TASK PROMPT: Here are some records; return them all exactly.

INFORMATION SUPPLIED:
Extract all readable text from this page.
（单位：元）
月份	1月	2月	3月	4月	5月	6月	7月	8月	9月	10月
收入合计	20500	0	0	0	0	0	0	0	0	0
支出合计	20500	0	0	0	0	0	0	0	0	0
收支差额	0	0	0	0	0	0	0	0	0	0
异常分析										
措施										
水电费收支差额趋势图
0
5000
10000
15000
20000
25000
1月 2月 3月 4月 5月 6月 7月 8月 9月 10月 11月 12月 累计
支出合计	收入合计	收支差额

RESPONSE:
Extract all readable text from this page.
（单位：元）
月份	1月	2月	3月	4月	5月	6月	7月	8月	9月	10月
收入合计	20500	0	0	0	0	0	0	0	0	0
支出合计	20500	0	0	0	0	0	0	0	0	0
收支差额	0	0	0	0	0	0	0	0	0	0
异常分析										
措施										
水电费收支差额趋势图
0
5000
10000
15000
20000
25000
1月 2月 3月 4月 5月 6月 7月 8月 9月 10月 11月 12月 累计
支出合计	收入合计	收支差额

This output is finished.